### Instruction
Single out the lines of the material that contain "from" and copy them.

####

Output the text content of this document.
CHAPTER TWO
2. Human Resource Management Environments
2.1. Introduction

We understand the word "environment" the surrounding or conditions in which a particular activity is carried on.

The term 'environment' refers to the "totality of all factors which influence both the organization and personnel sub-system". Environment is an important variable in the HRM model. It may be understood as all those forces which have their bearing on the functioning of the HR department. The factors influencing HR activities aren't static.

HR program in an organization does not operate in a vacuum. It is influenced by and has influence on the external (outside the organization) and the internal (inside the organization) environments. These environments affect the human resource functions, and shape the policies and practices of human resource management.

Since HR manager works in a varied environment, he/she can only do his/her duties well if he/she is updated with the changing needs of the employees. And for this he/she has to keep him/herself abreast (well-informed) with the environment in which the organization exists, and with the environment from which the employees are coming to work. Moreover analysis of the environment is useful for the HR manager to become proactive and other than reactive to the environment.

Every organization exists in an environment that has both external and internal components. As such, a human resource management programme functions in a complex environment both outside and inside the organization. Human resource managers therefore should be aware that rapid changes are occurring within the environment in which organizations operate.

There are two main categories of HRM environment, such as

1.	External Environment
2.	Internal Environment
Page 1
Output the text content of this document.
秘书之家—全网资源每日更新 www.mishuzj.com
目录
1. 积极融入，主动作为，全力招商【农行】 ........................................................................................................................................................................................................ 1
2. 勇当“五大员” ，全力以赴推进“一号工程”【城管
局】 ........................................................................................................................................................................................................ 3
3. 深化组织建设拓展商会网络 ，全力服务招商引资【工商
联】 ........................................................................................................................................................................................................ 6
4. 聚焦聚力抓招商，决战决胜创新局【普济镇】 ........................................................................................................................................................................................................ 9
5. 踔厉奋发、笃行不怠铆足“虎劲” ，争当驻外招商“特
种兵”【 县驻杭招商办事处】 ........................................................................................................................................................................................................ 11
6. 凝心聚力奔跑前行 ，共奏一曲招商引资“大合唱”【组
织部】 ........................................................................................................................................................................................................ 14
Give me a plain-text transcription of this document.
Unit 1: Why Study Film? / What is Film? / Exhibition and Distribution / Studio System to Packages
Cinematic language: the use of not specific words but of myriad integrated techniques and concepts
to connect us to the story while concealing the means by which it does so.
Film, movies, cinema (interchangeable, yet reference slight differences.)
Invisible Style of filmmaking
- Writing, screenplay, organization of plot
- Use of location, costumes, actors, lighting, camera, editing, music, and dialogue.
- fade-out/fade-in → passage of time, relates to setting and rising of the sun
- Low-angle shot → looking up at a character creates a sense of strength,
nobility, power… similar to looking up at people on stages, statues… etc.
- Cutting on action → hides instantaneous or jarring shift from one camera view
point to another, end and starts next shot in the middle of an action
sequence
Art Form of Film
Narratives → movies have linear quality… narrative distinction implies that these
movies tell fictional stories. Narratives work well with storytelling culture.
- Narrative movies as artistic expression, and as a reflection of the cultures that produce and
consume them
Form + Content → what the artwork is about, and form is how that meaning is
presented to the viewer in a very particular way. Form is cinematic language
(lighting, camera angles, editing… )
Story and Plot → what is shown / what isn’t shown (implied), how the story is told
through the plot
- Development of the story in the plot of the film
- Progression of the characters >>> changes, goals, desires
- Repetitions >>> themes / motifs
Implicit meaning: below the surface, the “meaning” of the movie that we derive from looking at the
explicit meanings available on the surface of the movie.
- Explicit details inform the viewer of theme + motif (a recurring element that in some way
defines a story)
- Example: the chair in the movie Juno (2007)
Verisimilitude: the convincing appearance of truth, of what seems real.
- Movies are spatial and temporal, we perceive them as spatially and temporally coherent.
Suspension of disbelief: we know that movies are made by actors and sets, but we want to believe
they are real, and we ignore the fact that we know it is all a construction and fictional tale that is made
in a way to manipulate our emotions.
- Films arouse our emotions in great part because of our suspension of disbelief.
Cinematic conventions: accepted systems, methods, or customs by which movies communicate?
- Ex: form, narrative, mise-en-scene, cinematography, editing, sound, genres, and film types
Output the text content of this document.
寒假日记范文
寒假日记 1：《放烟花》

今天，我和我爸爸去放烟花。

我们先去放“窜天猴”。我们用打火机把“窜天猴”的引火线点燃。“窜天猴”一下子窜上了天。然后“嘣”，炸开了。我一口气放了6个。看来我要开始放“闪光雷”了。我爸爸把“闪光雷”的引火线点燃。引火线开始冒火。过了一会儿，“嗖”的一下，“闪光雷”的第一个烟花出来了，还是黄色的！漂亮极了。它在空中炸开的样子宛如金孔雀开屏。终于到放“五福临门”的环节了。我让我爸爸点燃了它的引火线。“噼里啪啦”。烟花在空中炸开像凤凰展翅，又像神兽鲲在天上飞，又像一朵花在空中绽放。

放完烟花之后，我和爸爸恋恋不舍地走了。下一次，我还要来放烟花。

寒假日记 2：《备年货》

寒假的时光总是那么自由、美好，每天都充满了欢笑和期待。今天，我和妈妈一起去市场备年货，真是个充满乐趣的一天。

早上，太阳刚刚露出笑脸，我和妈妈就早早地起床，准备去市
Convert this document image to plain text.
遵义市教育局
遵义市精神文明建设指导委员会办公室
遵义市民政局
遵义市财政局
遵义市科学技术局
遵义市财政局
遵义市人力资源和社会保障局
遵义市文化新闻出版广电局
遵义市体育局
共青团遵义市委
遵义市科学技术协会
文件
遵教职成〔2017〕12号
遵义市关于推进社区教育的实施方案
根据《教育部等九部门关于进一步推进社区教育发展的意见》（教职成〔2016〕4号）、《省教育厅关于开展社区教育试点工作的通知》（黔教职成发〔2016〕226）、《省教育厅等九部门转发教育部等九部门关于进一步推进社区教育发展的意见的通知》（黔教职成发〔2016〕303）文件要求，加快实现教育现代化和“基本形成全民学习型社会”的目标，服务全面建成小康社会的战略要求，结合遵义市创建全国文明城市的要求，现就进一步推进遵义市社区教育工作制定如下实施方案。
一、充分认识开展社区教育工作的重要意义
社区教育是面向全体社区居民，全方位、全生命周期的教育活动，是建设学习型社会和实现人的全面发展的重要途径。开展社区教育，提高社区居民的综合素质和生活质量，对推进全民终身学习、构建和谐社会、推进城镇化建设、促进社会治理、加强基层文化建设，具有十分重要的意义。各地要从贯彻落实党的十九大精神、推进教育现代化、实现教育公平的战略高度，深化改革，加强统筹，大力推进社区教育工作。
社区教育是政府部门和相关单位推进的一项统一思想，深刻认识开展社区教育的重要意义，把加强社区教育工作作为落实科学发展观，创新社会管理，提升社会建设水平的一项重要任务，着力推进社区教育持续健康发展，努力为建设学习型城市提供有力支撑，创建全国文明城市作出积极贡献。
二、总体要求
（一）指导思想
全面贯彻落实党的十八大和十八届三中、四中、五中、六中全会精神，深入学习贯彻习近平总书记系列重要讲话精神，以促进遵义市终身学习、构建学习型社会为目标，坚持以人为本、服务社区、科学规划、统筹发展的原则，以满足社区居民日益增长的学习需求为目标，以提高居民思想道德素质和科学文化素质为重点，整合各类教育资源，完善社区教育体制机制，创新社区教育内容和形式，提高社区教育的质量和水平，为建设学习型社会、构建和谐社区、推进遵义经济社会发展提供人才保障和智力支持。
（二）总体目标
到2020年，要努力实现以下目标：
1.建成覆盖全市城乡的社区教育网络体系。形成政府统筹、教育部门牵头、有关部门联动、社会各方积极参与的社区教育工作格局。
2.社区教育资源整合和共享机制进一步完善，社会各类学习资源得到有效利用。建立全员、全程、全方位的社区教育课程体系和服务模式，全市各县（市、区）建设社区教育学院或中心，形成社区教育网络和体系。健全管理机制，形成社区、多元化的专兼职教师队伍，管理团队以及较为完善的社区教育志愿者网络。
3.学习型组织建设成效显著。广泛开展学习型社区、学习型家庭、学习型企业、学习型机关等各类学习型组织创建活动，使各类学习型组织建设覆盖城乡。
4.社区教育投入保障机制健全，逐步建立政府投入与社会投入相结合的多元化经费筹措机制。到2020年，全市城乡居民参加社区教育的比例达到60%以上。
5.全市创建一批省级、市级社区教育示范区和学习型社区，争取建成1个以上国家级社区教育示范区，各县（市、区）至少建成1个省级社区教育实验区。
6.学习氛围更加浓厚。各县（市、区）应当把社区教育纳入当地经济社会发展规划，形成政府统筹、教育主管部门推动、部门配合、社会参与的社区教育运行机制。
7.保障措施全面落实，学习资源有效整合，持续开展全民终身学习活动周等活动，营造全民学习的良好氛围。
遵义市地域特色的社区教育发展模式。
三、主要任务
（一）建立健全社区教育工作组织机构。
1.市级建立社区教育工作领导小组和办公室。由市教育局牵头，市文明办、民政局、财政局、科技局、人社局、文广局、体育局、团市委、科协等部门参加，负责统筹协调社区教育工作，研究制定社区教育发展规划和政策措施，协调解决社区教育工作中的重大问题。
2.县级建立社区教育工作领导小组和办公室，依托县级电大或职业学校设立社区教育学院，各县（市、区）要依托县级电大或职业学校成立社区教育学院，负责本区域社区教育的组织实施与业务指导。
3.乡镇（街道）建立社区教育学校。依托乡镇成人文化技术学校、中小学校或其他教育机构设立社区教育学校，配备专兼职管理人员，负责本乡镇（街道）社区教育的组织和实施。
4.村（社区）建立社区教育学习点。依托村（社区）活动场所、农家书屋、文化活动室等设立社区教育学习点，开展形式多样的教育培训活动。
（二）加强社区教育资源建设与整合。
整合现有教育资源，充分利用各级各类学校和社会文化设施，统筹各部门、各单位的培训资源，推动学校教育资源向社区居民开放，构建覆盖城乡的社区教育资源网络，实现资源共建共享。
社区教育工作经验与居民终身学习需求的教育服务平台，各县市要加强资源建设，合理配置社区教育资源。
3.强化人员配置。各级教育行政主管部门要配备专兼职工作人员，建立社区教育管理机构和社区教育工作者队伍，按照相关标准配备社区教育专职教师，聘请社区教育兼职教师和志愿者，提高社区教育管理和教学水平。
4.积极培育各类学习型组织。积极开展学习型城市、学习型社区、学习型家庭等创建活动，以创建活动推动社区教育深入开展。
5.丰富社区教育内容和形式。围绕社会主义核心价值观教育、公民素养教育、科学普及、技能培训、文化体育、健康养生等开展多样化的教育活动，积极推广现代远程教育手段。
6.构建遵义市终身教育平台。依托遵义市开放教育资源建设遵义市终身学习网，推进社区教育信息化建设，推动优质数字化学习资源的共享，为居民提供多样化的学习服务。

####

### Solution to this exercise
Since HR manager works in a varied environment, he/she can only do his/her duties well if he/she is updated with the changing needs of the employees. And for this he/she has to keep him/herself abreast (well-informed) with the environment in which the organization exists, and with the environment from which the employees are coming to work. Moreover analysis of the environment is useful for the HR manager to become proactive and other than reactive to the environment.
- Cutting on action → hides instantaneous or jarring shift from one camera view
Implicit meaning: below the surface, the “meaning” of the movie that we derive from looking at the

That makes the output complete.